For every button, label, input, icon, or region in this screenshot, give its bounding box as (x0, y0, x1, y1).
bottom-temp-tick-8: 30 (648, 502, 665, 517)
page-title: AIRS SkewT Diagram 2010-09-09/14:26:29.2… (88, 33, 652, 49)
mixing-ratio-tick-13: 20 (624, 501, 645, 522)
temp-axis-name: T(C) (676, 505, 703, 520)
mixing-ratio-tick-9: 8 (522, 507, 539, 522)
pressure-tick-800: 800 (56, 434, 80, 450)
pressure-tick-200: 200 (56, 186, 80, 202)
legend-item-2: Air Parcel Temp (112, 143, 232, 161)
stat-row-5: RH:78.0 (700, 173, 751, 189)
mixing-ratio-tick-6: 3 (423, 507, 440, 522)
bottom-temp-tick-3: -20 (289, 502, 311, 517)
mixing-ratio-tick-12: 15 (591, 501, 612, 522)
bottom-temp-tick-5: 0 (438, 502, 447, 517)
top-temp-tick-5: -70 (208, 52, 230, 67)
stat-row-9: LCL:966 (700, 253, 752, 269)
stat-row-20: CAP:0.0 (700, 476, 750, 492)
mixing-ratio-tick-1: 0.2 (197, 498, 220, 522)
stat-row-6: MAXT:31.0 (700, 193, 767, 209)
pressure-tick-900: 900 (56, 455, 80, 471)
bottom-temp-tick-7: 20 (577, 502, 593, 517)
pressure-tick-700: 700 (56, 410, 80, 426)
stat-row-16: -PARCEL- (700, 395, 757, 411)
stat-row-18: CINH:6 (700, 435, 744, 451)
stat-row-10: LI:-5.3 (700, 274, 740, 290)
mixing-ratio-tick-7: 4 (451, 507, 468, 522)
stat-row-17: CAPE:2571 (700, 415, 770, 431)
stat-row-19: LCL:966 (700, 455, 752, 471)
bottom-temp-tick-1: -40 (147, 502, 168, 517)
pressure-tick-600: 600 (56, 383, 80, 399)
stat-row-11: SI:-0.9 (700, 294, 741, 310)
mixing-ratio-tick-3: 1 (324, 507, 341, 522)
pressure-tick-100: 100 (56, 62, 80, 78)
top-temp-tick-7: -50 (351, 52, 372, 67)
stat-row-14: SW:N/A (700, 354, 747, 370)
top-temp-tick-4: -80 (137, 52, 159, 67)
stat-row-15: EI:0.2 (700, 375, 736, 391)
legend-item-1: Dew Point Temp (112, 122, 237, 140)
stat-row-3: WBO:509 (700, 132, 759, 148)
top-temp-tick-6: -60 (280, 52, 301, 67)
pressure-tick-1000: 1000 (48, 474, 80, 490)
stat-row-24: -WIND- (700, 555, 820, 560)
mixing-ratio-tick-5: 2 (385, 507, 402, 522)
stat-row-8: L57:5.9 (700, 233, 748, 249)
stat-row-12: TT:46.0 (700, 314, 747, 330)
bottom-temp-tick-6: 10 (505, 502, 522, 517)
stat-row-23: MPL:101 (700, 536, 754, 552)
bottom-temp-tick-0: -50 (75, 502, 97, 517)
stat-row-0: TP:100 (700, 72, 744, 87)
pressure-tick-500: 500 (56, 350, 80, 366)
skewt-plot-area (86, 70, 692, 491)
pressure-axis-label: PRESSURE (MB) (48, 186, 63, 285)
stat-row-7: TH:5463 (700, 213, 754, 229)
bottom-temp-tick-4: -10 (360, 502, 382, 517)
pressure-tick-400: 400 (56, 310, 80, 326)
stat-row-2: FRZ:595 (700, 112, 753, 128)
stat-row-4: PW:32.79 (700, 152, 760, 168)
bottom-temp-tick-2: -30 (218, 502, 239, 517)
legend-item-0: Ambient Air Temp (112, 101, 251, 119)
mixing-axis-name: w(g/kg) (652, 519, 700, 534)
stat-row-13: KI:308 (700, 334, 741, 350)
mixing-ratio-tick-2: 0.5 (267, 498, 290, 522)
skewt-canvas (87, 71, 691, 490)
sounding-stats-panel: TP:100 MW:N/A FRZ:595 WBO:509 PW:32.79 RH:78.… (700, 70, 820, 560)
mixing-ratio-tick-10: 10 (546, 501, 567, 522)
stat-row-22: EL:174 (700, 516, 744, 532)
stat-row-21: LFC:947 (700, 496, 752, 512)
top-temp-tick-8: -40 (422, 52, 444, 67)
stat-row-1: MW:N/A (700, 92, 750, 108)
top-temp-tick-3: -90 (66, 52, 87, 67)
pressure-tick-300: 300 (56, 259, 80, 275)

#### [What the exercise asks]
Convert the entries above into a numbered list, covering everything from the first line down to the line containing "stat-row-16: -PARCEL- (700, 395, 757, 411)", both included. Skip any blank lines.

#### [Correct output]
1. For every button, label, input, icon, or region in this screenshot, give its bounding box as (x0, y0, x1, y1).
2. bottom-temp-tick-8: 30 (648, 502, 665, 517)
3. page-title: AIRS SkewT Diagram 2010-09-09/14:26:29.2… (88, 33, 652, 49)
4. mixing-ratio-tick-13: 20 (624, 501, 645, 522)
5. temp-axis-name: T(C) (676, 505, 703, 520)
6. mixing-ratio-tick-9: 8 (522, 507, 539, 522)
7. pressure-tick-800: 800 (56, 434, 80, 450)
8. pressure-tick-200: 200 (56, 186, 80, 202)
9. legend-item-2: Air Parcel Temp (112, 143, 232, 161)
10. stat-row-5: RH:78.0 (700, 173, 751, 189)
11. mixing-ratio-tick-6: 3 (423, 507, 440, 522)
12. bottom-temp-tick-3: -20 (289, 502, 311, 517)
13. mixing-ratio-tick-12: 15 (591, 501, 612, 522)
14. bottom-temp-tick-5: 0 (438, 502, 447, 517)
15. top-temp-tick-5: -70 (208, 52, 230, 67)
16. stat-row-9: LCL:966 (700, 253, 752, 269)
17. stat-row-20: CAP:0.0 (700, 476, 750, 492)
18. mixing-ratio-tick-1: 0.2 (197, 498, 220, 522)
19. stat-row-6: MAXT:31.0 (700, 193, 767, 209)
20. pressure-tick-900: 900 (56, 455, 80, 471)
21. bottom-temp-tick-7: 20 (577, 502, 593, 517)
22. pressure-tick-700: 700 (56, 410, 80, 426)
23. stat-row-16: -PARCEL- (700, 395, 757, 411)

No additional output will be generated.